| Page extract |
-=-=-

Quarterly Report: 2012, July - September (Q1), Teller

Community:
Teller 
Staff:
Iura Leahu  
DCRA Regional Office:
 
Gov't Type:
Second Class City 
Borough:
 
Agreement?
No 
Agreement Date:
 
Entity:
City of Teller 
Population:
229  
Assessment Status:
 
Assessment Date:
 
Exp Date:
 
Last Updated:
10/26/2011 
Community Sanitation Overview:
The City of Teller does not have a piped water/wastewater utility. During the summer, water is piped in from Coyote Creek, a couple of miles east of the school. The water is treated and stored in a large storage tank. In the winter, treated water is delivered from the large storage tank at the washeteria, or residents use melted ice from area creeks. A few residents use their own ATV's or snowmachines to haul water. The school operates its own sewer system. Within the last few years, the City of Teller has formed a Planning Commission to meet periodically and discuss topics crucial to the wellbeing of the community. The commission has developed the Teller Local Economic Development Plan. The commission has prioritized several projects, with the Water and Sewer System Development at the top of the priority list. In February 2011, CE2 Engineers, Inc. released a draft Sanitation Facilities Master Plan which identified four options for the City of Teller. The first option proposed to keep the current status without making any changes to the system. The second option suggested building a water and wastewater haul system. The third option was to build a fully piped water and sewer service to Coyote Creek subdivision (28 houses), a watering point at the Townsite washeteria and a honey bucket collection system in Townsite (52 houses). The last option proposed construction of a fully piped water and sewer service to Coyote Creek subdivision (28 houses) and Townsite (52 houses). In April of 2011, the city council voted to approve the construction of a fully piped water and sewer service at the New Site and the Townsite. The Village Safe Water Program (VSW) is reviewing the Teller Sanitation Facilities Master Plan prepared by CE2 Engineers, Inc. If federal and state funding will be available, VSW will assist the City of Teller apply for grants in the spring of 2012.  
RUBA Status & Activities This Qtr:
On August 16, 2011, RUBA staff in Nome traveled to the City of Teller to complete the Organizational Management and Operation of Utility sections of the RUBA assessment. The water operator and city/utility clerk assisted RUBA staff in completing the assessment. On September 13, 2011, Nome RUBA staff traveled to the City of Teller to participate in a city council meeting and present to the city council the results of the RUBA assessment. Most of the non-compliant essential indicators on the RUBA assessment relate to the fact that the city does not operate and maintain the current water treatment plant. However, there is currently consensus among the city council, the School District and other related agencies to begin transitioning towards transferring the operation of the treatment plant to the city. The city council has already begun working with the School District in collecting information related to the cost associated with operating the facility and the available revenue. This year's budget does not have funds allocated to operate the facility.  
RUBA Activities for the Coming Qtr:
Nome RUBA staff will continue to work with the city council and city/utility staff to implement strategies that would increase the collection rate for trash/honey-bucket service customers. Nome RUBA staff will work with the city council on a long-term action plan to resolve the outlined issues in the RUBA assessment as per the RUBA agreement. Nome RUBA staff will also begin working with city staff and the city council in a complete revision of the Codified Ordinances of Teller.

-=-=-

(Stored items)
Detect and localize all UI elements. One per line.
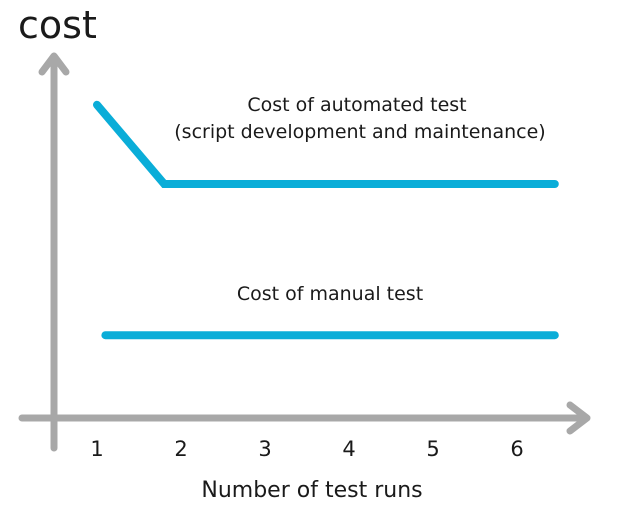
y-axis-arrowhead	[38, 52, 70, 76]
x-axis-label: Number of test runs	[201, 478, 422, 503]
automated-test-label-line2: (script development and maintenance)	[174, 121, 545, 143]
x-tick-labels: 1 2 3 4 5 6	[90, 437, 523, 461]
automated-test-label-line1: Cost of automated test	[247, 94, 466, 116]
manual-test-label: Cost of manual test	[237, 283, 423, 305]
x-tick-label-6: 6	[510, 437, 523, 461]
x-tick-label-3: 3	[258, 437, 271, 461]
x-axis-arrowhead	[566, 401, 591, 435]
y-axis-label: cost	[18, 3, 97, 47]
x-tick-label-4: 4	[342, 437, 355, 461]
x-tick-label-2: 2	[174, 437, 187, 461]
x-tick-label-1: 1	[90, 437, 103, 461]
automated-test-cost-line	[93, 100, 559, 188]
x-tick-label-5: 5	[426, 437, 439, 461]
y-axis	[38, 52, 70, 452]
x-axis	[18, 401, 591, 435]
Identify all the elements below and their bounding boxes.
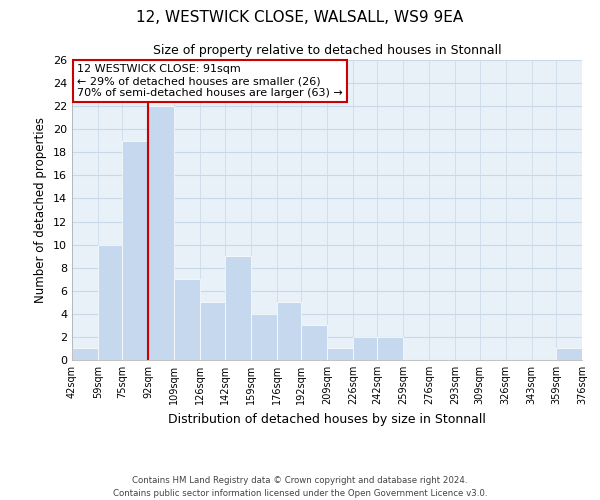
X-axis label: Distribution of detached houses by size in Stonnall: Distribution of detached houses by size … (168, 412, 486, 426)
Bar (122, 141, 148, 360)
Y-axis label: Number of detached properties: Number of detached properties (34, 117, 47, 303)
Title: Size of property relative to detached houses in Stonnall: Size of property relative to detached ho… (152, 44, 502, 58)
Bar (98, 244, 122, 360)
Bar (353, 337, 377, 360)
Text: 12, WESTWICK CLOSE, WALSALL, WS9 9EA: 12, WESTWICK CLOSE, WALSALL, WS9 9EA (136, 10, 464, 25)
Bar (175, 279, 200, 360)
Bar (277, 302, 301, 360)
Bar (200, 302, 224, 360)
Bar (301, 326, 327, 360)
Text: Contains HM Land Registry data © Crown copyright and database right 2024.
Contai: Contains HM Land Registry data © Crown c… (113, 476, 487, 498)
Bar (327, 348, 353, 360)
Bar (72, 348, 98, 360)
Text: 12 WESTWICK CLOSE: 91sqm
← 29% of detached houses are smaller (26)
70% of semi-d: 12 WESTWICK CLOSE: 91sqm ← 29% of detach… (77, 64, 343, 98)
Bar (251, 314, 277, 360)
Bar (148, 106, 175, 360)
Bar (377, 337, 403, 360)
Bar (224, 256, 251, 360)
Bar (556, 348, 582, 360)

-=-=-

| Complete the following |
A. The Teller quarterly report describes a draft Sanitation Facilities Master Plan. List each option that plan identified for the City of Teller.
B. Write the next part of the Teller quarterly report, picking up after its final sentence.

| Responses by task |
A.
1. Keep the current status without making any changes to the system.
2. Build a water and wastewater haul system.
3. Build a fully piped water and sewer service to Coyote Creek subdivision (28 houses), a watering point at the Townsite washeteria, and a honey bucket collection system in Townsite (52 houses).
4. Build a fully piped water and sewer service to Coyote Creek subdivision (28 houses) and Townsite (52 houses).

B.
Scores:
 
Essential Indicators:
18 of 26
Sustainable Indicators:
21 of 27
Total Score:
39 of 53

Finances

Essential Indicators
Answer Question
No All revenues and expenses for the utility are listed in the utility budget.
No The utility has adopted a balanced realistic budget.
No Monthly financial reports are prepared and submitted to the policy making board.
Yes The utility is current in paying all water/wastewater electric bills.
Yes The utility has on hand a year's adequate fuel supply or it has a financial plan to purchase an adequate supply.
Yes The utility is receiving revenues (user fees or other sources) sufficient to cover operating expenses.
Sustainable Indicators
Answer Question
No The utility is receiving revenues (user fees or other sources sufficient to cover operating expenses and Repair & Replacement (R) costs.
Yes YTD revenues are at a level equal to or above those budgeted.
Yes YTD expenditures are at a level equal to or below those budgeted.
Yes A monthly manager's report is prepared.
Yes Budget amendments are completed and adopted as necessary.
Finances Comments
Although the City of Teller is the owner of the water treatment plant, the Bering Straits School District (BSSD) has operated the plant for many years. The city does not allocate funds to the treatment facility and water service is not included in the overall city budget. Throughout the years, BSSD has allocated funds to operate the plant. BSSD pays all the bills, including electric and fuel. The utility does not have a separate budget. It is likely that BSSD has a budget, but no copy of the utility budget was provided to RUBA staff. Nome RUBA staff assessed other public utility services provided by the city. Those services include the washeteria, honeybucket hauling and landfill. The city adopted its FY12 budget by the deadline. The overall city budget is balanced and includes all revenue and expenditures for each department. However, based on financial data from the current budget and budgets of prior years, the washeteria, honeybucket hauling and landfill services have not generated enough revenue to cover all operating expenditures. The city council has voted to subsidize these services deemed essential by both the city residents and the city council. For instance, the honeybucket hauling expenditures for FY12 are $49,943, while the expected revenue is $30,000. The city budget shows that the total washeteria expenditures are $35,901, while the revenue is respectively $25,000. The city uses Payment in Lieu of Taxes (PILT) funds, Community Revenue Sharing Program funds and Norton Sounds Economic Development Corporation Community Benefit Share funds to subsidize these services. According to the regular meeting minutes for the months of February, March and April 2011, the city council has played an important role in the decision making process regarding the financial condition of the city and public utility services. The meeting minutes show that the city council was provided with monthly financial reports accompanied by financial analyses and comments given by the city clerk. The meeting minutes also show that the city council discussed each major financial transaction. The year-to-date revenues are at a level equal to those budgeted and the year-to-date expenditures are equal to those budgeted.

Accounting Systems

Essential Indicators
Answer Question
No The utility has adopted a collection policy and actively follows it.
Yes The utility bills customers on a regular basis.
Yes An accounts receivable system is in place which tracks customers and reports past due accounts and amounts.
Yes An accounts payable system is in place.
Yes The payroll system correctly calculates payroll and keeps records.
Yes A cash receipt system is in place that records incoming money and how it was spent.
Yes The utility has a cash disbursement system that records how money was spent.
Sustainable Indicators
Answer Question
Yes A chart of accounts is used that identifies categories in a reasonable, usable manner.
Yes Monthly bank reconciliations have been completed for all utility accounts.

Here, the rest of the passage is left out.